* Your objective *
Here are some records; quote them exactly, leaving out the pictures.

* Given entries *
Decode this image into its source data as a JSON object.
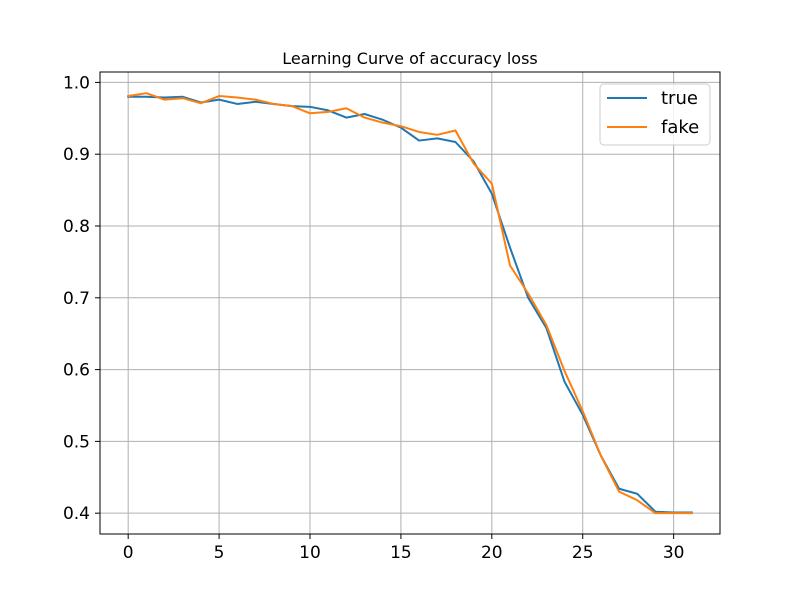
{
  "chart_data": {
    "type": "line",
    "title": "Learning Curve of accuracy loss",
    "xlabel": "",
    "ylabel": "",
    "xlim": [
      -1.55,
      32.55
    ],
    "ylim": [
      0.371,
      1.0145
    ],
    "xticks": [
      0,
      5,
      10,
      15,
      20,
      25,
      30
    ],
    "yticks": [
      0.4,
      0.5,
      0.6,
      0.7,
      0.8,
      0.9,
      1.0
    ],
    "ytick_labels": [
      "0.4",
      "0.5",
      "0.6",
      "0.7",
      "0.8",
      "0.9",
      "1.0"
    ],
    "grid": true,
    "legend_position": "top-right",
    "x": [
      0,
      1,
      2,
      3,
      4,
      5,
      6,
      7,
      8,
      9,
      10,
      11,
      12,
      13,
      14,
      15,
      16,
      17,
      18,
      19,
      20,
      21,
      22,
      23,
      24,
      25,
      26,
      27,
      28,
      29,
      30,
      31
    ],
    "series": [
      {
        "name": "true",
        "color": "#1f77b4",
        "values": [
          0.98,
          0.98,
          0.979,
          0.98,
          0.972,
          0.976,
          0.97,
          0.973,
          0.97,
          0.967,
          0.966,
          0.961,
          0.951,
          0.956,
          0.948,
          0.937,
          0.919,
          0.922,
          0.917,
          0.89,
          0.845,
          0.77,
          0.7,
          0.658,
          0.583,
          0.537,
          0.48,
          0.434,
          0.427,
          0.402,
          0.401,
          0.401
        ]
      },
      {
        "name": "fake",
        "color": "#ff7f0e",
        "values": [
          0.981,
          0.985,
          0.976,
          0.978,
          0.971,
          0.981,
          0.979,
          0.976,
          0.97,
          0.967,
          0.957,
          0.959,
          0.964,
          0.951,
          0.944,
          0.939,
          0.931,
          0.927,
          0.933,
          0.887,
          0.859,
          0.745,
          0.706,
          0.662,
          0.598,
          0.542,
          0.48,
          0.43,
          0.418,
          0.4,
          0.4,
          0.4
        ]
      }
    ]
  }
}
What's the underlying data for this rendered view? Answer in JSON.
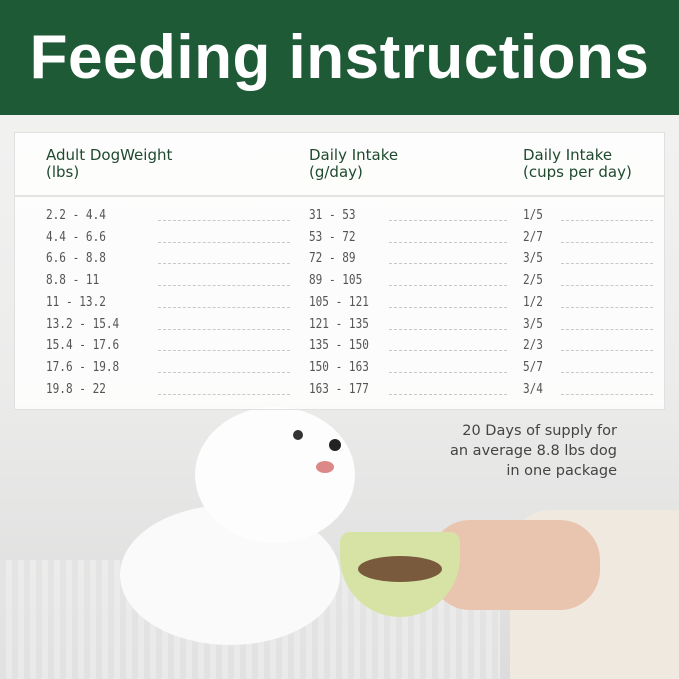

* Task result *
Decode this image into its source data as a JSON object.
{
  "chart_data": {
    "type": "line",
    "title": "Learning Curve of accuracy loss",
    "xlabel": "",
    "ylabel": "",
    "xlim": [
      -1.55,
      32.55
    ],
    "ylim": [
      0.371,
      1.0145
    ],
    "xticks": [
      0,
      5,
      10,
      15,
      20,
      25,
      30
    ],
    "yticks": [
      0.4,
      0.5,
      0.6,
      0.7,
      0.8,
      0.9,
      1.0
    ],
    "ytick_labels": [
      "0.4",
      "0.5",
      "0.6",
      "0.7",
      "0.8",
      "0.9",
      "1.0"
    ],
    "grid": true,
    "legend_position": "top-right",
    "x": [
      0,
      1,
      2,
      3,
      4,
      5,
      6,
      7,
      8,
      9,
      10,
      11,
      12,
      13,
      14,
      15,
      16,
      17,
      18,
      19,
      20,
      21,
      22,
      23,
      24,
      25,
      26,
      27,
      28,
      29,
      30,
      31
    ],
    "series": [
      {
        "name": "true",
        "color": "#1f77b4",
        "values": [
          0.98,
          0.98,
          0.979,
          0.98,
          0.972,
          0.976,
          0.97,
          0.973,
          0.97,
          0.967,
          0.966,
          0.961,
          0.951,
          0.956,
          0.948,
          0.937,
          0.919,
          0.922,
          0.917,
          0.89,
          0.845,
          0.77,
          0.7,
          0.658,
          0.583,
          0.537,
          0.48,
          0.434,
          0.427,
          0.402,
          0.401,
          0.401
        ]
      },
      {
        "name": "fake",
        "color": "#ff7f0e",
        "values": [
          0.981,
          0.985,
          0.976,
          0.978,
          0.971,
          0.981,
          0.979,
          0.976,
          0.97,
          0.967,
          0.957,
          0.959,
          0.964,
          0.951,
          0.944,
          0.939,
          0.931,
          0.927,
          0.933,
          0.887,
          0.859,
          0.745,
          0.706,
          0.662,
          0.598,
          0.542,
          0.48,
          0.43,
          0.418,
          0.4,
          0.4,
          0.4
        ]
      }
    ]
  }
}
What's the underlying data for this rendered view? Answer in JSON.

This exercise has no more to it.